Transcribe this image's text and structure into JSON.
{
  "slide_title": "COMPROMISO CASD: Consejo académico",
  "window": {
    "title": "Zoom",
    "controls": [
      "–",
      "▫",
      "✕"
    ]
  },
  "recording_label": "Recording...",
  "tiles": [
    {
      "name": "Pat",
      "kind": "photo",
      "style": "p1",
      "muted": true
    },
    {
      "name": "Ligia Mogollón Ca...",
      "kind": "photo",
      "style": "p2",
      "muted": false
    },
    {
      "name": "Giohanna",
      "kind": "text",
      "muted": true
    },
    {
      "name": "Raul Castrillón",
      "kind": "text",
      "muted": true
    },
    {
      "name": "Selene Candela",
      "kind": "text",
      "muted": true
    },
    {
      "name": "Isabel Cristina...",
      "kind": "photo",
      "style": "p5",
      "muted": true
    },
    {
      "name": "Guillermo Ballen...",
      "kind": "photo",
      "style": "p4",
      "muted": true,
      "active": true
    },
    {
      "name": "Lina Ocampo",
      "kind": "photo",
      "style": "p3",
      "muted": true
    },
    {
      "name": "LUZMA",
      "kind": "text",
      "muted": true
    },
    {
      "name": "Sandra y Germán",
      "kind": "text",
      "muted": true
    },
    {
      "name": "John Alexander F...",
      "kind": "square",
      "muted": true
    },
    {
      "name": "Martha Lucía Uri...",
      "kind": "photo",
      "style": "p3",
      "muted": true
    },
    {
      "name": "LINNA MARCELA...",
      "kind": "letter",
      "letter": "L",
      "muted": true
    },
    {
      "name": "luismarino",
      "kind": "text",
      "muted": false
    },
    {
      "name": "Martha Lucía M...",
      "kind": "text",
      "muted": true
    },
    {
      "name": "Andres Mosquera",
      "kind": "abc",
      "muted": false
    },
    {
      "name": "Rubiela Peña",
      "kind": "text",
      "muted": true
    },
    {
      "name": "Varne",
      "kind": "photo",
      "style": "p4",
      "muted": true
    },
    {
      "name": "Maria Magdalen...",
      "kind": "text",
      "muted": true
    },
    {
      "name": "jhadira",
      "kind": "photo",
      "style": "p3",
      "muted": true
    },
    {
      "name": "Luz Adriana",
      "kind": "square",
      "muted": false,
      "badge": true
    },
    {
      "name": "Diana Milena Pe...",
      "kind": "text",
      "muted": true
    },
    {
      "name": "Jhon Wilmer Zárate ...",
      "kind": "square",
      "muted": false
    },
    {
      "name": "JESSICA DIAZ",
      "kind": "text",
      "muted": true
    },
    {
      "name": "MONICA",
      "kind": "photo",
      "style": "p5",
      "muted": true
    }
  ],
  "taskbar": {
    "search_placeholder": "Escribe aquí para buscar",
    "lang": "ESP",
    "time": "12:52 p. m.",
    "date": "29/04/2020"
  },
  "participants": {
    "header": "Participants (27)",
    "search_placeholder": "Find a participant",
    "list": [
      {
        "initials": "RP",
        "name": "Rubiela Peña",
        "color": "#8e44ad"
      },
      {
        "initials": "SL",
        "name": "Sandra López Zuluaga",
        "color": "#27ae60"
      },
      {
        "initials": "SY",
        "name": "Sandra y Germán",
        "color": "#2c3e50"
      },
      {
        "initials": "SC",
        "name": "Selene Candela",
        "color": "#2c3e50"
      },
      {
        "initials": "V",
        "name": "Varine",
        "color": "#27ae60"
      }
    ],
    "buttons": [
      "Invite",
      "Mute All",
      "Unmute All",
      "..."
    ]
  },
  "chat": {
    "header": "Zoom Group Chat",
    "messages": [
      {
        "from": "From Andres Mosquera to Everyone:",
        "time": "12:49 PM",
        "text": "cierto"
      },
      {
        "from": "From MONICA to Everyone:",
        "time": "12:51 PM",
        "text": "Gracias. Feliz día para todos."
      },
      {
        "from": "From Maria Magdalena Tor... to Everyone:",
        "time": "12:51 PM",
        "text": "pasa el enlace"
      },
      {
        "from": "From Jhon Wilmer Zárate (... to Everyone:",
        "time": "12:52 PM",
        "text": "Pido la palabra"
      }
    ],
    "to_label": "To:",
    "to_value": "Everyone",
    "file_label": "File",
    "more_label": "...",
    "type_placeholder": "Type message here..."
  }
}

**Given problem:**
Retype the records that precede this task, keeping them exactly the same.

**Written reply:**
Transcribe this image's text and structure into JSON.
{
  "slide_title": "COMPROMISO CASD: Consejo académico",
  "window": {
    "title": "Zoom",
    "controls": [
      "–",
      "▫",
      "✕"
    ]
  },
  "recording_label": "Recording...",
  "tiles": [
    {
      "name": "Pat",
      "kind": "photo",
      "style": "p1",
      "muted": true
    },
    {
      "name": "Ligia Mogollón Ca...",
      "kind": "photo",
      "style": "p2",
      "muted": false
    },
    {
      "name": "Giohanna",
      "kind": "text",
      "muted": true
    },
    {
      "name": "Raul Castrillón",
      "kind": "text",
      "muted": true
    },
    {
      "name": "Selene Candela",
      "kind": "text",
      "muted": true
    },
    {
      "name": "Isabel Cristina...",
      "kind": "photo",
      "style": "p5",
      "muted": true
    },
    {
      "name": "Guillermo Ballen...",
      "kind": "photo",
      "style": "p4",
      "muted": true,
      "active": true
    },
    {
      "name": "Lina Ocampo",
      "kind": "photo",
      "style": "p3",
      "muted": true
    },
    {
      "name": "LUZMA",
      "kind": "text",
      "muted": true
    },
    {
      "name": "Sandra y Germán",
      "kind": "text",
      "muted": true
    },
    {
      "name": "John Alexander F...",
      "kind": "square",
      "muted": true
    },
    {
      "name": "Martha Lucía Uri...",
      "kind": "photo",
      "style": "p3",
      "muted": true
    },
    {
      "name": "LINNA MARCELA...",
      "kind": "letter",
      "letter": "L",
      "muted": true
    },
    {
      "name": "luismarino",
      "kind": "text",
      "muted": false
    },
    {
      "name": "Martha Lucía M...",
      "kind": "text",
      "muted": true
    },
    {
      "name": "Andres Mosquera",
      "kind": "abc",
      "muted": false
    },
    {
      "name": "Rubiela Peña",
      "kind": "text",
      "muted": true
    },
    {
      "name": "Varne",
      "kind": "photo",
      "style": "p4",
      "muted": true
    },
    {
      "name": "Maria Magdalen...",
      "kind": "text",
      "muted": true
    },
    {
      "name": "jhadira",
      "kind": "photo",
      "style": "p3",
      "muted": true
    },
    {
      "name": "Luz Adriana",
      "kind": "square",
      "muted": false,
      "badge": true
    },
    {
      "name": "Diana Milena Pe...",
      "kind": "text",
      "muted": true
    },
    {
      "name": "Jhon Wilmer Zárate ...",
      "kind": "square",
      "muted": false
    },
    {
      "name": "JESSICA DIAZ",
      "kind": "text",
      "muted": true
    },
    {
      "name": "MONICA",
      "kind": "photo",
      "style": "p5",
      "muted": true
    }
  ],
  "taskbar": {
    "search_placeholder": "Escribe aquí para buscar",
    "lang": "ESP",
    "time": "12:52 p. m.",
    "date": "29/04/2020"
  },
  "participants": {
    "header": "Participants (27)",
    "search_placeholder": "Find a participant",
    "list": [
      {
        "initials": "RP",
        "name": "Rubiela Peña",
        "color": "#8e44ad"
      },
      {
        "initials": "SL",
        "name": "Sandra López Zuluaga",
        "color": "#27ae60"
      },
      {
        "initials": "SY",
        "name": "Sandra y Germán",
        "color": "#2c3e50"
      },
      {
        "initials": "SC",
        "name": "Selene Candela",
        "color": "#2c3e50"
      },
      {
        "initials": "V",
        "name": "Varine",
        "color": "#27ae60"
      }
    ],
    "buttons": [
      "Invite",
      "Mute All",
      "Unmute All",
      "..."
    ]
  },
  "chat": {
    "header": "Zoom Group Chat",
    "messages": [
      {
        "from": "From Andres Mosquera to Everyone:",
        "time": "12:49 PM",
        "text": "cierto"
      },
      {
        "from": "From MONICA to Everyone:",
        "time": "12:51 PM",
        "text": "Gracias. Feliz día para todos."
      },
      {
        "from": "From Maria Magdalena Tor... to Everyone:",
        "time": "12:51 PM",
        "text": "pasa el enlace"
      },
      {
        "from": "From Jhon Wilmer Zárate (... to Everyone:",
        "time": "12:52 PM",
        "text": "Pido la palabra"
      }
    ],
    "to_label": "To:",
    "to_value": "Everyone",
    "file_label": "File",
    "more_label": "...",
    "type_placeholder": "Type message here..."
  }
}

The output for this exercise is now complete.